▶ Required work
Restate each of the lines given below, word for word.

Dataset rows
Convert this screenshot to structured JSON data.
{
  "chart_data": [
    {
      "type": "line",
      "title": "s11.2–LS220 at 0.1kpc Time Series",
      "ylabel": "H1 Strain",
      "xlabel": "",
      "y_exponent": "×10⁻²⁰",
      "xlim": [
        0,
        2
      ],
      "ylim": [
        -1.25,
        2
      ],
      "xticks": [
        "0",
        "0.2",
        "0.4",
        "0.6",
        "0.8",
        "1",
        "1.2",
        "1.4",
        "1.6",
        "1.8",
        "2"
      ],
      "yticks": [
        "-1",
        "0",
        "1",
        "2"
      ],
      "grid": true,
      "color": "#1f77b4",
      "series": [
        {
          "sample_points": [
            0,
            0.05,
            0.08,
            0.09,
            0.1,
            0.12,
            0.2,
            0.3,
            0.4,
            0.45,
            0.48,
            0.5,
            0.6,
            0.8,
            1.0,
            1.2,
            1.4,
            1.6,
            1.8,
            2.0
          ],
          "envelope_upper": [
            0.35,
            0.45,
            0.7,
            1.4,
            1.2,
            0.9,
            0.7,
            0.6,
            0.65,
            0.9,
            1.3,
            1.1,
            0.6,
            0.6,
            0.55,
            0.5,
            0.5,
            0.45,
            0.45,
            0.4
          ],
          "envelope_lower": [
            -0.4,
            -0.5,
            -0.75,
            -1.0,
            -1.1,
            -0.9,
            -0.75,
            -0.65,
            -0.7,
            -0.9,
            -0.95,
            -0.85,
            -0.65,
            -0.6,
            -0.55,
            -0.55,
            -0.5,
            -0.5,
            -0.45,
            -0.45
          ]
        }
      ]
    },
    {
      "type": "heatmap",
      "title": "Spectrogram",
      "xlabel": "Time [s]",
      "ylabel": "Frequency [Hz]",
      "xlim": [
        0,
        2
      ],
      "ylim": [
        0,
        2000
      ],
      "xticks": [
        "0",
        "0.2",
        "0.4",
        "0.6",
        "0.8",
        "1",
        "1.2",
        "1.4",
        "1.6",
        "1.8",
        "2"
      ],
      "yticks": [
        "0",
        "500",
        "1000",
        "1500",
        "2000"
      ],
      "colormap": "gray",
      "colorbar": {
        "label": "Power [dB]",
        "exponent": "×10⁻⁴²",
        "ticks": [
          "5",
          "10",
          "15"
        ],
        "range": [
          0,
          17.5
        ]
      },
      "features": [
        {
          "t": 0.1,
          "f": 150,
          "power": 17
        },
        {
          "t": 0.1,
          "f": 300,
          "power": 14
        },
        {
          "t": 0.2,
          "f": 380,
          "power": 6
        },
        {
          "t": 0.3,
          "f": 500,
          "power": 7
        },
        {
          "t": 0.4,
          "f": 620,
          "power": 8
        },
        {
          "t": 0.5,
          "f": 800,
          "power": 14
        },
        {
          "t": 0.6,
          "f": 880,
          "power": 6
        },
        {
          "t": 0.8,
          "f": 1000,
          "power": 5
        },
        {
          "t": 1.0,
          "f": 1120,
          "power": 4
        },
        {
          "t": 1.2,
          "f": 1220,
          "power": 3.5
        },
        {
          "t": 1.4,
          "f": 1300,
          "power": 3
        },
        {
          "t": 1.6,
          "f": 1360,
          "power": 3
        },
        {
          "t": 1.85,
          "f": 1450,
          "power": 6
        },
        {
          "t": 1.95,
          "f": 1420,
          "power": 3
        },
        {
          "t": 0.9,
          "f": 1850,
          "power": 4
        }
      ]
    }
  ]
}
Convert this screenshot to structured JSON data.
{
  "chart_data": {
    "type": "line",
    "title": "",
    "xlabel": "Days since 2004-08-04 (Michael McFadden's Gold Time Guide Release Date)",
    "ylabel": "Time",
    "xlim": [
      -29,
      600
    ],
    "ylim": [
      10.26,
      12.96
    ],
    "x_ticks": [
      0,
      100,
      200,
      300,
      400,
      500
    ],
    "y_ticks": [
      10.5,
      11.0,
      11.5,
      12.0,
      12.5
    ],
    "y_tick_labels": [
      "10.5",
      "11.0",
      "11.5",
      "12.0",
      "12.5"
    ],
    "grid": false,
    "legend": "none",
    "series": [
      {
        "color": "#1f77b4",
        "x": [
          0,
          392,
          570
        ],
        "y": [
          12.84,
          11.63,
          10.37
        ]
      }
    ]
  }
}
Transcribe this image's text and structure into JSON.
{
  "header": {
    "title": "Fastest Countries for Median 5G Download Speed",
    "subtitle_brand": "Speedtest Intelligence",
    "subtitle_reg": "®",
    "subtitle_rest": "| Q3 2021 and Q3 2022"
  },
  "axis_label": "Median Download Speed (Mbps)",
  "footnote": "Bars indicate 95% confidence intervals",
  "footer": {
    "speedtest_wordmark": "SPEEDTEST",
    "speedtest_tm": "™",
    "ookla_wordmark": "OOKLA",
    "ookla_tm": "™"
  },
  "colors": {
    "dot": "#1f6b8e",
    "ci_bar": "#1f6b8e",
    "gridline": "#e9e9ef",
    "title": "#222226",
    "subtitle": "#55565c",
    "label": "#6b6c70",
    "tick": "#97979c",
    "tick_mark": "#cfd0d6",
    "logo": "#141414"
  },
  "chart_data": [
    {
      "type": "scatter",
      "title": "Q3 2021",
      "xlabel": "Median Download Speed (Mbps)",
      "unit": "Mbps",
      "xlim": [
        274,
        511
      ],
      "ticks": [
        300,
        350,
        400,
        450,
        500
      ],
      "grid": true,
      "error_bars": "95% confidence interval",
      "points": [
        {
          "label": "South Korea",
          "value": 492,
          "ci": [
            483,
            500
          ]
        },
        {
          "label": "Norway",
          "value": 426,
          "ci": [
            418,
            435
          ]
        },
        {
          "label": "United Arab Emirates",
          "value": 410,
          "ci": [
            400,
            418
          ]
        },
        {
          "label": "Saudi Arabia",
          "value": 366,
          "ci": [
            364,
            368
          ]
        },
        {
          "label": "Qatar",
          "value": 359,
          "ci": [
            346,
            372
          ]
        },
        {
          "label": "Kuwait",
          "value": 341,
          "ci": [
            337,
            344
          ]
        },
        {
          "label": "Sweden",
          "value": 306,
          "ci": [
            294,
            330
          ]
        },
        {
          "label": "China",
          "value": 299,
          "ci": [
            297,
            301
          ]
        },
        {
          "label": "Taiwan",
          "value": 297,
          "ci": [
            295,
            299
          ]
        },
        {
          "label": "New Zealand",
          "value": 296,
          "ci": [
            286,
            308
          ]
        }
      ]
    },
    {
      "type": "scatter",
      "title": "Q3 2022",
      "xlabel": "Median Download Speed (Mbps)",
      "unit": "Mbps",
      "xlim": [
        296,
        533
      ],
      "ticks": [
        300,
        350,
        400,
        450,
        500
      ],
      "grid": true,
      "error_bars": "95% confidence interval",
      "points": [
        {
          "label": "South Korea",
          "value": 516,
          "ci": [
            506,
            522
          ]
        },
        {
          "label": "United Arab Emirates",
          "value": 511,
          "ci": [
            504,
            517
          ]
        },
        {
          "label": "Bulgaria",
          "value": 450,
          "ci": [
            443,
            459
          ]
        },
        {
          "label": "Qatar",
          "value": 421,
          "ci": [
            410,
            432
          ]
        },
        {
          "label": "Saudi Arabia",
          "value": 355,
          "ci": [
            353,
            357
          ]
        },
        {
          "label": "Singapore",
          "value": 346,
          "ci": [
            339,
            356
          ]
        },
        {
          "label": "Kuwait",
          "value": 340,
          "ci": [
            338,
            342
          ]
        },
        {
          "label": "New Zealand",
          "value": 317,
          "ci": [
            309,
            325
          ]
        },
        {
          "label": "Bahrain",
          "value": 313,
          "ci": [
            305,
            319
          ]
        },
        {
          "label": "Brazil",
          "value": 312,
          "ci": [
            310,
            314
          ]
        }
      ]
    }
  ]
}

▶ Full output
Convert this screenshot to structured JSON data.
{
  "chart_data": [
    {
      "type": "line",
      "title": "s11.2–LS220 at 0.1kpc Time Series",
      "ylabel": "H1 Strain",
      "xlabel": "",
      "y_exponent": "×10⁻²⁰",
      "xlim": [
        0,
        2
      ],
      "ylim": [
        -1.25,
        2
      ],
      "xticks": [
        "0",
        "0.2",
        "0.4",
        "0.6",
        "0.8",
        "1",
        "1.2",
        "1.4",
        "1.6",
        "1.8",
        "2"
      ],
      "yticks": [
        "-1",
        "0",
        "1",
        "2"
      ],
      "grid": true,
      "color": "#1f77b4",
      "series": [
        {
          "sample_points": [
            0,
            0.05,
            0.08,
            0.09,
            0.1,
            0.12,
            0.2,
            0.3,
            0.4,
            0.45,
            0.48,
            0.5,
            0.6,
            0.8,
            1.0,
            1.2,
            1.4,
            1.6,
            1.8,
            2.0
          ],
          "envelope_upper": [
            0.35,
            0.45,
            0.7,
            1.4,
            1.2,
            0.9,
            0.7,
            0.6,
            0.65,
            0.9,
            1.3,
            1.1,
            0.6,
            0.6,
            0.55,
            0.5,
            0.5,
            0.45,
            0.45,
            0.4
          ],
          "envelope_lower": [
            -0.4,
            -0.5,
            -0.75,
            -1.0,
            -1.1,
            -0.9,
            -0.75,
            -0.65,
            -0.7,
            -0.9,
            -0.95,
            -0.85,
            -0.65,
            -0.6,
            -0.55,
            -0.55,
            -0.5,
            -0.5,
            -0.45,
            -0.45
          ]
        }
      ]
    },
    {
      "type": "heatmap",
      "title": "Spectrogram",
      "xlabel": "Time [s]",
      "ylabel": "Frequency [Hz]",
      "xlim": [
        0,
        2
      ],
      "ylim": [
        0,
        2000
      ],
      "xticks": [
        "0",
        "0.2",
        "0.4",
        "0.6",
        "0.8",
        "1",
        "1.2",
        "1.4",
        "1.6",
        "1.8",
        "2"
      ],
      "yticks": [
        "0",
        "500",
        "1000",
        "1500",
        "2000"
      ],
      "colormap": "gray",
      "colorbar": {
        "label": "Power [dB]",
        "exponent": "×10⁻⁴²",
        "ticks": [
          "5",
          "10",
          "15"
        ],
        "range": [
          0,
          17.5
        ]
      },
      "features": [
        {
          "t": 0.1,
          "f": 150,
          "power": 17
        },
        {
          "t": 0.1,
          "f": 300,
          "power": 14
        },
        {
          "t": 0.2,
          "f": 380,
          "power": 6
        },
        {
          "t": 0.3,
          "f": 500,
          "power": 7
        },
        {
          "t": 0.4,
          "f": 620,
          "power": 8
        },
        {
          "t": 0.5,
          "f": 800,
          "power": 14
        },
        {
          "t": 0.6,
          "f": 880,
          "power": 6
        },
        {
          "t": 0.8,
          "f": 1000,
          "power": 5
        },
        {
          "t": 1.0,
          "f": 1120,
          "power": 4
        },
        {
          "t": 1.2,
          "f": 1220,
          "power": 3.5
        },
        {
          "t": 1.4,
          "f": 1300,
          "power": 3
        },
        {
          "t": 1.6,
          "f": 1360,
          "power": 3
        },
        {
          "t": 1.85,
          "f": 1450,
          "power": 6
        },
        {
          "t": 1.95,
          "f": 1420,
          "power": 3
        },
        {
          "t": 0.9,
          "f": 1850,
          "power": 4
        }
      ]
    }
  ]
}
Convert this screenshot to structured JSON data.
{
  "chart_data": {
    "type": "line",
    "title": "",
    "xlabel": "Days since 2004-08-04 (Michael McFadden's Gold Time Guide Release Date)",
    "ylabel": "Time",
    "xlim": [
      -29,
      600
    ],
    "ylim": [
      10.26,
      12.96
    ],
    "x_ticks": [
      0,
      100,
      200,
      300,
      400,
      500
    ],
    "y_ticks": [
      10.5,
      11.0,
      11.5,
      12.0,
      12.5
    ],
    "y_tick_labels": [
      "10.5",
      "11.0",
      "11.5",
      "12.0",
      "12.5"
    ],
    "grid": false,
    "legend": "none",
    "series": [
      {
        "color": "#1f77b4",
        "x": [
          0,
          392,
          570
        ],
        "y": [
          12.84,
          11.63,
          10.37
        ]
      }
    ]
  }
}
Transcribe this image's text and structure into JSON.
{
  "header": {
    "title": "Fastest Countries for Median 5G Download Speed",
    "subtitle_brand": "Speedtest Intelligence",
    "subtitle_reg": "®",
    "subtitle_rest": "| Q3 2021 and Q3 2022"
  },
  "axis_label": "Median Download Speed (Mbps)",
  "footnote": "Bars indicate 95% confidence intervals",
  "footer": {
    "speedtest_wordmark": "SPEEDTEST",
    "speedtest_tm": "™",
    "ookla_wordmark": "OOKLA",
    "ookla_tm": "™"
  },
  "colors": {
    "dot": "#1f6b8e",
    "ci_bar": "#1f6b8e",
    "gridline": "#e9e9ef",
    "title": "#222226",
    "subtitle": "#55565c",
    "label": "#6b6c70",
    "tick": "#97979c",
    "tick_mark": "#cfd0d6",
    "logo": "#141414"
  },
  "chart_data": [
    {
      "type": "scatter",
      "title": "Q3 2021",
      "xlabel": "Median Download Speed (Mbps)",
      "unit": "Mbps",
      "xlim": [
        274,
        511
      ],
      "ticks": [
        300,
        350,
        400,
        450,
        500
      ],
      "grid": true,
      "error_bars": "95% confidence interval",
      "points": [
        {
          "label": "South Korea",
          "value": 492,
          "ci": [
            483,
            500
          ]
        },
        {
          "label": "Norway",
          "value": 426,
          "ci": [
            418,
            435
          ]
        },
        {
          "label": "United Arab Emirates",
          "value": 410,
          "ci": [
            400,
            418
          ]
        },
        {
          "label": "Saudi Arabia",
          "value": 366,
          "ci": [
            364,
            368
          ]
        },
        {
          "label": "Qatar",
          "value": 359,
          "ci": [
            346,
            372
          ]
        },
        {
          "label": "Kuwait",
          "value": 341,
          "ci": [
            337,
            344
          ]
        },
        {
          "label": "Sweden",
          "value": 306,
          "ci": [
            294,
            330
          ]
        },
        {
          "label": "China",
          "value": 299,
          "ci": [
            297,
            301
          ]
        },
        {
          "label": "Taiwan",
          "value": 297,
          "ci": [
            295,
            299
          ]
        },
        {
          "label": "New Zealand",
          "value": 296,
          "ci": [
            286,
            308
          ]
        }
      ]
    },
    {
      "type": "scatter",
      "title": "Q3 2022",
      "xlabel": "Median Download Speed (Mbps)",
      "unit": "Mbps",
      "xlim": [
        296,
        533
      ],
      "ticks": [
        300,
        350,
        400,
        450,
        500
      ],
      "grid": true,
      "error_bars": "95% confidence interval",
      "points": [
        {
          "label": "South Korea",
          "value": 516,
          "ci": [
            506,
            522
          ]
        },
        {
          "label": "United Arab Emirates",
          "value": 511,
          "ci": [
            504,
            517
          ]
        },
        {
          "label": "Bulgaria",
          "value": 450,
          "ci": [
            443,
            459
          ]
        },
        {
          "label": "Qatar",
          "value": 421,
          "ci": [
            410,
            432
          ]
        },
        {
          "label": "Saudi Arabia",
          "value": 355,
          "ci": [
            353,
            357
          ]
        },
        {
          "label": "Singapore",
          "value": 346,
          "ci": [
            339,
            356
          ]
        },
        {
          "label": "Kuwait",
          "value": 340,
          "ci": [
            338,
            342
          ]
        },
        {
          "label": "New Zealand",
          "value": 317,
          "ci": [
            309,
            325
          ]
        },
        {
          "label": "Bahrain",
          "value": 313,
          "ci": [
            305,
            319
          ]
        },
        {
          "label": "Brazil",
          "value": 312,
          "ci": [
            310,
            314
          ]
        }
      ]
    }
  ]
}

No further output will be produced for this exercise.